## Fragmento para leer:
·····
Ni siquiera el hallazgo de indicios sobre una financiación
ilegal del PP, por parte del juez Ruz, ha conseguido que los que hoy gobiernan
nuestro país admitan la evidencia.
Y eso que las acusaciones ya no provienen exclusivamente del denostado
Bárcenas, sino que tras una exhausta investigación judicial, no
parecen quedar dudas sobre este turbio asunto y la opinión de los ciudadanos no
puede ser más unánime, en cuanto a la creencia de que en la sede de los
populares en Génova, se recogían jugosos donativos por parte de empresarios que
después esperaban prebendas y que el montante era destinado después, no solo a cubrir las
necesidades del Partido como Institución, sino también a los ya famosos
sobresueldos a los que hace alusión el ex tesorero, en los papeles que fueron
anteriormente publicados por la prensa.
Marie Dolores de Cospedal y otros dirigentes, cuyos nombres
aparecen por cierto en los mencionados papeles, se afanan sin embargo en seguir
negando la mayor y se escoran en una postura de honradez, bastante difícil de
aceptar, por cualquier persona medianamente inteligente.
·····
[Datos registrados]
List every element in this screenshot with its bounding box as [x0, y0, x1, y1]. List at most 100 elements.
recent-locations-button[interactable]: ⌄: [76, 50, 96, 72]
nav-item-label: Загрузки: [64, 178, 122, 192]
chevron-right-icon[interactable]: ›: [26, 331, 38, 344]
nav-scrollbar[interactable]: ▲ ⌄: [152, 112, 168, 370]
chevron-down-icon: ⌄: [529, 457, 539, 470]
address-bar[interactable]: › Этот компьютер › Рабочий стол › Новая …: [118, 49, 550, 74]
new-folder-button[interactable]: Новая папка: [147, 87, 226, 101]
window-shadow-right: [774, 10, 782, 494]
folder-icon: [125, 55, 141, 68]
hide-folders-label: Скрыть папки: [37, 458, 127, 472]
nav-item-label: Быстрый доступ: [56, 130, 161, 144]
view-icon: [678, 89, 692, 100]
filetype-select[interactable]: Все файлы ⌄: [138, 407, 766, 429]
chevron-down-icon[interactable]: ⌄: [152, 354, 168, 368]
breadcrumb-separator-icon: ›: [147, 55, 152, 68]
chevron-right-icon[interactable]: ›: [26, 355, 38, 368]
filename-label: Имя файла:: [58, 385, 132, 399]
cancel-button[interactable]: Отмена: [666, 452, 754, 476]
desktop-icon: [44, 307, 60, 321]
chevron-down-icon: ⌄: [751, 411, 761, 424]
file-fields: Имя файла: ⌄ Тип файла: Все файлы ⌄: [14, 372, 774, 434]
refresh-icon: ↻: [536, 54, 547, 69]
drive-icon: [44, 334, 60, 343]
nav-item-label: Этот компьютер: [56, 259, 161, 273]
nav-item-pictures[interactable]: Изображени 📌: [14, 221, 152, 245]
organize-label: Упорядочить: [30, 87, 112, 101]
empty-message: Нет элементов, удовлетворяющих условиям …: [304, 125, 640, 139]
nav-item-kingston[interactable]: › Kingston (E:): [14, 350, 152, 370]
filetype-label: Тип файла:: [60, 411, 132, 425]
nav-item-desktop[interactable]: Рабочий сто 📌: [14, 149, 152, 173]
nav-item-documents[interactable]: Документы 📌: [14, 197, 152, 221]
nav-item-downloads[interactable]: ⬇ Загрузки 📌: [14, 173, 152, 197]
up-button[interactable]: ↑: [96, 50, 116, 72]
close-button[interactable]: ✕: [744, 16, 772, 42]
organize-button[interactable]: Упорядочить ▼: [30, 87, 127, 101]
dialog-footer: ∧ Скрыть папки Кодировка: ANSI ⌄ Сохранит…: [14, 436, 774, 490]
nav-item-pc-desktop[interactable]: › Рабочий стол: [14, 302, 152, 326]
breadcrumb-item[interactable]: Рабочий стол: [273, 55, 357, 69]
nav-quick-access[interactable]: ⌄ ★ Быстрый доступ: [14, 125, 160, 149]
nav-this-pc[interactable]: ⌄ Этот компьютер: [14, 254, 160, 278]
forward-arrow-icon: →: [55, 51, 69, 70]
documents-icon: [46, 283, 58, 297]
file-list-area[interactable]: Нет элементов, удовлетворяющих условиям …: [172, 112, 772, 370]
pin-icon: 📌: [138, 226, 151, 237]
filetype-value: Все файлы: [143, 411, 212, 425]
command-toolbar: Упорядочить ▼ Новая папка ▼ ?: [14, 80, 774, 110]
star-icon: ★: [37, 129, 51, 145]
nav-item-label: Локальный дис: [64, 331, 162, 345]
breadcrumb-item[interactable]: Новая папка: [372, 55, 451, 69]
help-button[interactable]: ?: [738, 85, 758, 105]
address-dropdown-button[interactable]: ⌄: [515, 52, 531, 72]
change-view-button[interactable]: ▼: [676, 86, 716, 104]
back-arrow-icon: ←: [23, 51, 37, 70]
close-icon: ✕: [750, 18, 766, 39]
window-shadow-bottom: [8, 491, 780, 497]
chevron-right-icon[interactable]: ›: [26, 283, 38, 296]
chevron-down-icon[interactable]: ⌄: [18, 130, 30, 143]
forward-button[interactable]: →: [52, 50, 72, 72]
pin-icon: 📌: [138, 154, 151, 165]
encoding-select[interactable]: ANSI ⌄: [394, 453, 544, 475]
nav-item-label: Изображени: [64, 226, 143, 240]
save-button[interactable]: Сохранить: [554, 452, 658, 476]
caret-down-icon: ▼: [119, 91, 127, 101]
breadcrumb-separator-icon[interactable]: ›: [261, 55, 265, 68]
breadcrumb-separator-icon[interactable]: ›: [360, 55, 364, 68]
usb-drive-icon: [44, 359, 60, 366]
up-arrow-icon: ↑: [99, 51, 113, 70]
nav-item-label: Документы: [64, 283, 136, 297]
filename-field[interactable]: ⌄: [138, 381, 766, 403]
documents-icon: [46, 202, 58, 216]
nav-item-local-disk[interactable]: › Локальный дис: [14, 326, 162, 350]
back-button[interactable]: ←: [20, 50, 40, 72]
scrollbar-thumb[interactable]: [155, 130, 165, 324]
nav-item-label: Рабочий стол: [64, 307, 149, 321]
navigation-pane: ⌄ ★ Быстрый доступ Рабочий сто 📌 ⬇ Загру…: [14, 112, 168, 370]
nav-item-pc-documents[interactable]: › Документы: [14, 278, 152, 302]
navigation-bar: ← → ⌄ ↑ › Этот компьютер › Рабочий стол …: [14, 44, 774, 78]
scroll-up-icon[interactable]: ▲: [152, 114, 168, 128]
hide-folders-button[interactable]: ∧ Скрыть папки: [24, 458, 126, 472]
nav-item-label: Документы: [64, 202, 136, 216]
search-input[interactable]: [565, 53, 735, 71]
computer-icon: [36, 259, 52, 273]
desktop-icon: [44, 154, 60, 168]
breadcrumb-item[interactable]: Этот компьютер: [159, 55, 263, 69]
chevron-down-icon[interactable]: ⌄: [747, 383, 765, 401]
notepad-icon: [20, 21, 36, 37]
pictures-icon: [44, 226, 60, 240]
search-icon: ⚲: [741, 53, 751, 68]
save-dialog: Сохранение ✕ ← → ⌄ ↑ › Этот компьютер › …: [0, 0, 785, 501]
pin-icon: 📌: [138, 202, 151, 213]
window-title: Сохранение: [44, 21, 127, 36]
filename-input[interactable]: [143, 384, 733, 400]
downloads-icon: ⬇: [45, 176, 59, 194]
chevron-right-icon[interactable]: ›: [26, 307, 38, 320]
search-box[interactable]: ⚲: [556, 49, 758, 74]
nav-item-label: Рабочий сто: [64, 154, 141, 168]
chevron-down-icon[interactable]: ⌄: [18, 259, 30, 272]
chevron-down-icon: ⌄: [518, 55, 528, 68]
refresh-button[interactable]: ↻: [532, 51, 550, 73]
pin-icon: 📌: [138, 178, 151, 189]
·····
## Uso de la información:
- A) Según el fragmento sobre la financiación del PP, ¿por qué las acusaciones ya no dependen solo de Bárcenas? Responde en una a tres oraciones.
- B) Reanuda el fragmento sobre la financiación del PP a partir de su última oración.
Las entradas proceden de una fuente distinta.

## Ejercicios resueltos:
- A) Porque ahora hay además una investigación judicial, en la que el juez Ruz ha hallado indicios de financiación ilegal del PP. Tras esa investigación, el fragmento afirma que no parecen quedar dudas sobre el asunto.

- B)
El tiempo que se está tardando en desenredar la enrevesada
maraña que constituye el mayor caso de corrupción, de los muchos que se han
conocido en los últimos tiempos y la férrea unión de los miembros de la cúpula
del PP ante la enorme lista de indicios que señalan directamente su implicación
en el asunto, están actuando en contra de que llegue a conseguirse esclarecer lo
que verdaderamente pasó y tratando de alejar el fantasma del peso de la
justicia, de todos aquellos que en principio, podrían llegar a ser imputados
por su participación en toda una suerte de ilegalidades, que en cualquier país
del mundo, ya hubieran costado el puesto al Presidente y a todo su gobierno.
La parsimonia con que Ruz se está tomando lo que trae entre
manos, no favorece en absoluto una pronta acción de la justicia y propicia
además que una gran parte de los delitos cometidos queden prescritos, cuando
por fin se decida a juzgar este escándalo y a sentar en el banquillo a quién
considere presunto culpable de las penas que se le acusa.
Acostumbrada a que los delitos fiscales sean cometidos en
España con total impunidad, la ciudadanía ya no espera una resolución
satisfactoria del caso y de acuerdo con la opinión de cierta prensa, aguarda
que cualquier día se declare el sobreseimiento, sin que se le ofrezca una
explicación plausible que lo determine, ni satisfaga las ansias de justicia que
recorre la médula espinal de los españoles, en los últimos tiempos.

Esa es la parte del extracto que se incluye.